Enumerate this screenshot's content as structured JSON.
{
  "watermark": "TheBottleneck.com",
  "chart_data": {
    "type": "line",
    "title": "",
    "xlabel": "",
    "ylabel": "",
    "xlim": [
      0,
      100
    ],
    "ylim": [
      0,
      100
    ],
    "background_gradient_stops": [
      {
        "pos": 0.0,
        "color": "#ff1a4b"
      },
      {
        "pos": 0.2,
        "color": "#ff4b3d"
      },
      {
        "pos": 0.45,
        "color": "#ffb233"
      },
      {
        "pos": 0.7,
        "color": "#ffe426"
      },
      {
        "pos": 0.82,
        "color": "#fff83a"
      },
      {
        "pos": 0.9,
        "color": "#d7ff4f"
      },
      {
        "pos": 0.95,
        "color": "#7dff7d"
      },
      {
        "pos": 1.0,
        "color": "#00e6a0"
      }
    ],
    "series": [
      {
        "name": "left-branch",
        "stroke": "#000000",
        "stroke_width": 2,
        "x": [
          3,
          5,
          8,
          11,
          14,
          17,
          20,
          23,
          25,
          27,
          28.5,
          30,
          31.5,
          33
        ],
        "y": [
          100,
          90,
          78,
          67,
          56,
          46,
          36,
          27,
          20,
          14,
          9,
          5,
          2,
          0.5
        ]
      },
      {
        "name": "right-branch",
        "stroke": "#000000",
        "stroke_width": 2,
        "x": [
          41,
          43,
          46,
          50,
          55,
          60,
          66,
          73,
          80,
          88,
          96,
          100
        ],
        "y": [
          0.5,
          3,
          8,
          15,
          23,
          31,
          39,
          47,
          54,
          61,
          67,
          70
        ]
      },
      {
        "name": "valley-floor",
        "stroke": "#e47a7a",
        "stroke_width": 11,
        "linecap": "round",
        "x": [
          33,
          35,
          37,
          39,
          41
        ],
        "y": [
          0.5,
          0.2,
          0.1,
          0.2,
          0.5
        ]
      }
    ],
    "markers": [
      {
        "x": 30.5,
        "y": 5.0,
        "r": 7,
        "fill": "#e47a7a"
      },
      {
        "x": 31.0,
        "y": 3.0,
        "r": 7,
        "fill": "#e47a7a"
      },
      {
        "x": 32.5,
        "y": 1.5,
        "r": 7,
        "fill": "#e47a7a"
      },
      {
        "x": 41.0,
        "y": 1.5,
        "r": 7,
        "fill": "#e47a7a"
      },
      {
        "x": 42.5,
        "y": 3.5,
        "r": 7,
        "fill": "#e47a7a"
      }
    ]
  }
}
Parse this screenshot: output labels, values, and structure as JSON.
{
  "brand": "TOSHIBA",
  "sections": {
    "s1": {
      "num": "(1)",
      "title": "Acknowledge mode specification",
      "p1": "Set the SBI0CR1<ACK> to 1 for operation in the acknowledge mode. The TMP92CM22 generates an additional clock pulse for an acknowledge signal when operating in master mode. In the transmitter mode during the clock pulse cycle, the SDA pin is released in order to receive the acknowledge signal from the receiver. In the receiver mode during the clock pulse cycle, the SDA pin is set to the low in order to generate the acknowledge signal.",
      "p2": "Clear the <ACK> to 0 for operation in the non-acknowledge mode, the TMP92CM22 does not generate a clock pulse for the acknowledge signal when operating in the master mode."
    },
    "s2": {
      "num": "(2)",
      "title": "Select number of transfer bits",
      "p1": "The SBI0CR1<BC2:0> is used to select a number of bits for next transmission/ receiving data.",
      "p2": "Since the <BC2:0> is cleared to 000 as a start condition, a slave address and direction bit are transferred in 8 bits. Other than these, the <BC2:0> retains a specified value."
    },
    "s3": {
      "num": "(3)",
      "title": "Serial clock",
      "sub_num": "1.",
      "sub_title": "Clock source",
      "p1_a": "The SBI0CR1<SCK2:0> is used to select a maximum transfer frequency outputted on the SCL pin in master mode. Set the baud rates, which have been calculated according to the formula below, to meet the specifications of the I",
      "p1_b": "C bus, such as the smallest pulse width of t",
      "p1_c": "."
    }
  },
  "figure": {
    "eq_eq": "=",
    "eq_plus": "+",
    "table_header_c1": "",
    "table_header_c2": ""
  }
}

● **Task goal**
Take the entries above and transcribe them exactly.

● **Result for this task**
Enumerate this screenshot's content as structured JSON.
{
  "watermark": "TheBottleneck.com",
  "chart_data": {
    "type": "line",
    "title": "",
    "xlabel": "",
    "ylabel": "",
    "xlim": [
      0,
      100
    ],
    "ylim": [
      0,
      100
    ],
    "background_gradient_stops": [
      {
        "pos": 0.0,
        "color": "#ff1a4b"
      },
      {
        "pos": 0.2,
        "color": "#ff4b3d"
      },
      {
        "pos": 0.45,
        "color": "#ffb233"
      },
      {
        "pos": 0.7,
        "color": "#ffe426"
      },
      {
        "pos": 0.82,
        "color": "#fff83a"
      },
      {
        "pos": 0.9,
        "color": "#d7ff4f"
      },
      {
        "pos": 0.95,
        "color": "#7dff7d"
      },
      {
        "pos": 1.0,
        "color": "#00e6a0"
      }
    ],
    "series": [
      {
        "name": "left-branch",
        "stroke": "#000000",
        "stroke_width": 2,
        "x": [
          3,
          5,
          8,
          11,
          14,
          17,
          20,
          23,
          25,
          27,
          28.5,
          30,
          31.5,
          33
        ],
        "y": [
          100,
          90,
          78,
          67,
          56,
          46,
          36,
          27,
          20,
          14,
          9,
          5,
          2,
          0.5
        ]
      },
      {
        "name": "right-branch",
        "stroke": "#000000",
        "stroke_width": 2,
        "x": [
          41,
          43,
          46,
          50,
          55,
          60,
          66,
          73,
          80,
          88,
          96,
          100
        ],
        "y": [
          0.5,
          3,
          8,
          15,
          23,
          31,
          39,
          47,
          54,
          61,
          67,
          70
        ]
      },
      {
        "name": "valley-floor",
        "stroke": "#e47a7a",
        "stroke_width": 11,
        "linecap": "round",
        "x": [
          33,
          35,
          37,
          39,
          41
        ],
        "y": [
          0.5,
          0.2,
          0.1,
          0.2,
          0.5
        ]
      }
    ],
    "markers": [
      {
        "x": 30.5,
        "y": 5.0,
        "r": 7,
        "fill": "#e47a7a"
      },
      {
        "x": 31.0,
        "y": 3.0,
        "r": 7,
        "fill": "#e47a7a"
      },
      {
        "x": 32.5,
        "y": 1.5,
        "r": 7,
        "fill": "#e47a7a"
      },
      {
        "x": 41.0,
        "y": 1.5,
        "r": 7,
        "fill": "#e47a7a"
      },
      {
        "x": 42.5,
        "y": 3.5,
        "r": 7,
        "fill": "#e47a7a"
      }
    ]
  }
}
Parse this screenshot: output labels, values, and structure as JSON.
{
  "brand": "TOSHIBA",
  "sections": {
    "s1": {
      "num": "(1)",
      "title": "Acknowledge mode specification",
      "p1": "Set the SBI0CR1<ACK> to 1 for operation in the acknowledge mode. The TMP92CM22 generates an additional clock pulse for an acknowledge signal when operating in master mode. In the transmitter mode during the clock pulse cycle, the SDA pin is released in order to receive the acknowledge signal from the receiver. In the receiver mode during the clock pulse cycle, the SDA pin is set to the low in order to generate the acknowledge signal.",
      "p2": "Clear the <ACK> to 0 for operation in the non-acknowledge mode, the TMP92CM22 does not generate a clock pulse for the acknowledge signal when operating in the master mode."
    },
    "s2": {
      "num": "(2)",
      "title": "Select number of transfer bits",
      "p1": "The SBI0CR1<BC2:0> is used to select a number of bits for next transmission/ receiving data.",
      "p2": "Since the <BC2:0> is cleared to 000 as a start condition, a slave address and direction bit are transferred in 8 bits. Other than these, the <BC2:0> retains a specified value."
    },
    "s3": {
      "num": "(3)",
      "title": "Serial clock",
      "sub_num": "1.",
      "sub_title": "Clock source",
      "p1_a": "The SBI0CR1<SCK2:0> is used to select a maximum transfer frequency outputted on the SCL pin in master mode. Set the baud rates, which have been calculated according to the formula below, to meet the specifications of the I",
      "p1_b": "C bus, such as the smallest pulse width of t",
      "p1_c": "."
    }
  },
  "figure": {
    "eq_eq": "=",
    "eq_plus": "+",
    "table_header_c1": "",
    "table_header_c2": ""
  }
}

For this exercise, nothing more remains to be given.